[Saved entries]
BEGIN
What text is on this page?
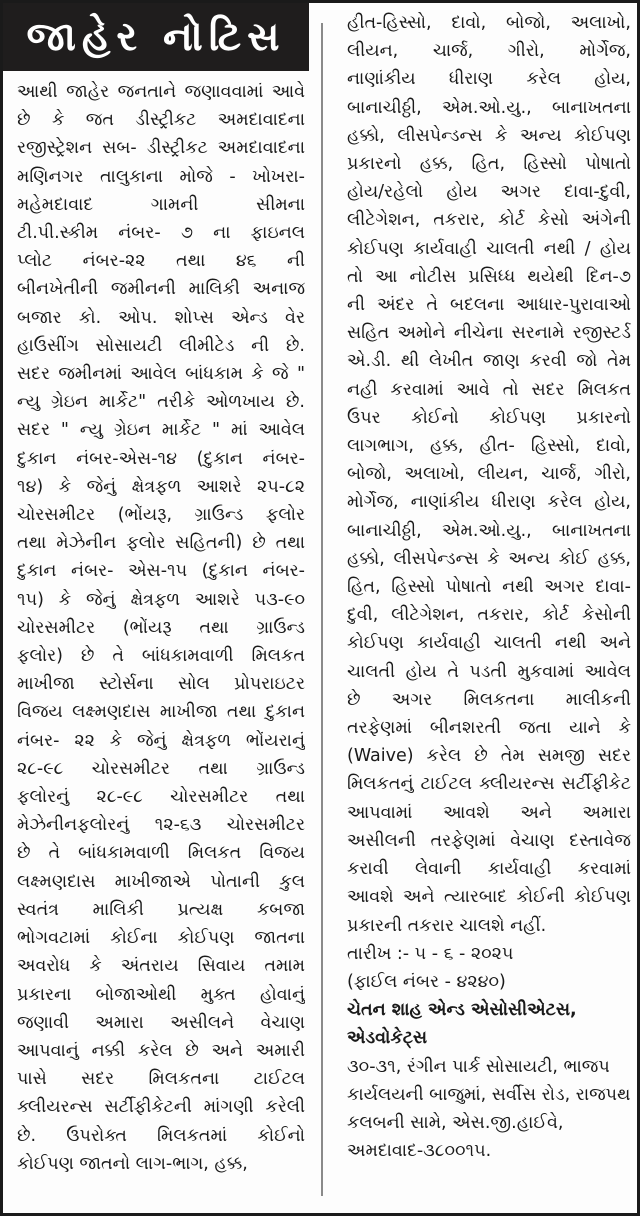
જાહેર નોટિસ
આથી જાહેર જનતાને જણાવવામાં આવે
છે કે જત ડીસ્ટ્રીકટ અમદાવાદના
રજીસ્ટ્રેશન સબ- ડીસ્ટ્રીકટ અમદાવાદના
મણિનગર તાલુકાના મોજે - ખોખરા-
મહેમદાવાદ ગામની સીમના
ટી.પી.સ્કીમ નંબર- ૭ ના ફાઇનલ
પ્લોટ નંબર-૨૨ તથા ૪૬ ની
બીનખેતીની જમીનની માલિકી અનાજ
બજાર કો. ઓપ. શોપ્સ એન્ડ વેર
હાઉસીંગ સોસાયટી લીમીટેડ ની છે.
સદર જમીનમાં આવેલ બાંધકામ કે જે "
ન્યુ ગ્રેઇન માર્કેટ" તરીકે ઓળખાય છે.
સદર " ન્યુ ગ્રેઇન માર્કેટ " માં આવેલ
દુકાન નંબર-એસ-૧૪ (દુકાન નંબર-
૧૪) કે જેનું ક્ષેત્રફળ આશરે ૨૫-૮૨
ચોરસમીટર (ભોંયરૂ, ગ્રાઉન્ડ ફલોર
તથા મેઝેનીન ફલોર સહિતની) છે તથા
દુકાન નંબર- એસ-૧૫ (દુકાન નંબર-
૧૫) કે જેનું ક્ષેત્રફળ આશરે ૫૩-૯૦
ચોરસમીટર (ભોંયરૂ તથા ગ્રાઉન્ડ
ફલોર) છે તે બાંધકામવાળી મિલકત
માખીજા સ્ટોર્સના સોલ પ્રોપરાઇટર
વિજય લક્ષ્મણદાસ માખીજા તથા દુકાન
નંબર- ૨૨ કે જેનું ક્ષેત્રફળ ભોંયરાનું
૨૮-૯૮ ચોરસમીટર તથા ગ્રાઉન્ડ
ફલોરનું ૨૮-૯૮ ચોરસમીટર તથા
મેઝેનીનફલોરનું ૧૨-૬૩ ચોરસમીટર
છે તે બાંધકામવાળી મિલકત વિજય
લક્ષ્મણદાસ માખીજાએ પોતાની કુલ
સ્વતંત્ર માલિકી પ્રત્યક્ષ કબજા
ભોગવટામાં કોઈના કોઈપણ જાતના
અવરોધ કે અંતરાય સિવાય તમામ
પ્રકારના બોજાઓથી મુક્ત હોવાનું
જણાવી અમારા અસીલને વેચાણ
આપવાનું નક્કી કરેલ છે અને અમારી
પાસે સદર મિલકતના ટાઈટલ
ક્લીયરન્સ સર્ટીફીકેટની માંગણી કરેલી
છે. ઉપરોક્ત મિલકતમાં કોઈનો
કોઈપણ જાતનો લાગ-ભાગ, હક્ક,
હીત-હિસ્સો, દાવો, બોજો, અલાખો,
લીયન, ચાર્જ, ગીરો, મોર્ગેજ,
નાણાંકીય ધીરાણ કરેલ હોય,
બાનાચીઠ્ઠી, એમ.ઓ.યુ., બાનાખતના
હક્કો, લીસપેન્ડન્સ કે અન્ય કોઈપણ
પ્રકારનો હક્ક, હિત, હિસ્સો પોષાતો
હોય/રહેલો હોય અગર દાવા-દુવી,
લીટેગેશન, તકરાર, કોર્ટ કેસો અંગેની
કોઈપણ કાર્યવાહી ચાલતી નથી / હોય
તો આ નોટીસ પ્રસિધ્ધ થયેથી દિન-૭
ની અંદર તે બદલના આધાર-પુરાવાઓ
સહિત અમોને નીચેના સરનામે રજીસ્ટર્ડ
એ.ડી. થી લેખીત જાણ કરવી જો તેમ
નહી કરવામાં આવે તો સદર મિલકત
ઉપર કોઈનો કોઈપણ પ્રકારનો
લાગભાગ, હક્ક, હીત- હિસ્સો, દાવો,
બોજો, અલાખો, લીયન, ચાર્જ, ગીરો,
મોર્ગેજ, નાણાંકીય ધીરાણ કરેલ હોય,
બાનાચીઠ્ઠી, એમ.ઓ.યુ., બાનાખતના
હક્કો, લીસપેન્ડન્સ કે અન્ય કોઈ હક્ક,
હિત, હિસ્સો પોષાતો નથી અગર દાવા-
દુવી, લીટેગેશન, તકરાર, કોર્ટ કેસોની
કોઈપણ કાર્યવાહી ચાલતી નથી અને
ચાલતી હોય તે પડતી મુકવામાં આવેલ
છે અગર મિલકતના માલીકની
તરફેણમાં બીનશરતી જતા યાને કે
(Waive) કરેલ છે તેમ સમજી સદર
મિલકતનું ટાઈટલ ક્લીયરન્સ સર્ટીફીકેટ
આપવામાં આવશે અને અમારા
અસીલની તરફેણમાં વેચાણ દસ્તાવેજ
કરાવી લેવાની કાર્યવાહી કરવામાં
આવશે અને ત્યારબાદ કોઈની કોઈપણ
પ્રકારની તકરાર ચાલશે નહીં.
તારીખ :- ૫ - ૬ - ૨૦૨૫
(ફાઈલ નંબર - ૪૨૪૦)
ચેતન શાહ એન્ડ એસોસીએટસ,
એડવોકેટ્સ
૩૦-૩૧, રંગીન પાર્ક સોસાયટી, ભાજપ
કાર્યલયની બાજુમાં, સર્વીસ રોડ, રાજપથ
કલબની સામે, એસ.જી.હાઈવે,
અમદાવાદ-૩૮૦૦૧૫.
END
What you have to do: From the records above, pick out and copy each line holding the word "લકતન".

The answer:
પાસે સદર મિલકતના ટાઈટલ
છે અગર મિલકતના માલીકની
મિલકતનું ટાઈટલ ક્લીયરન્સ સર્ટીફીકેટ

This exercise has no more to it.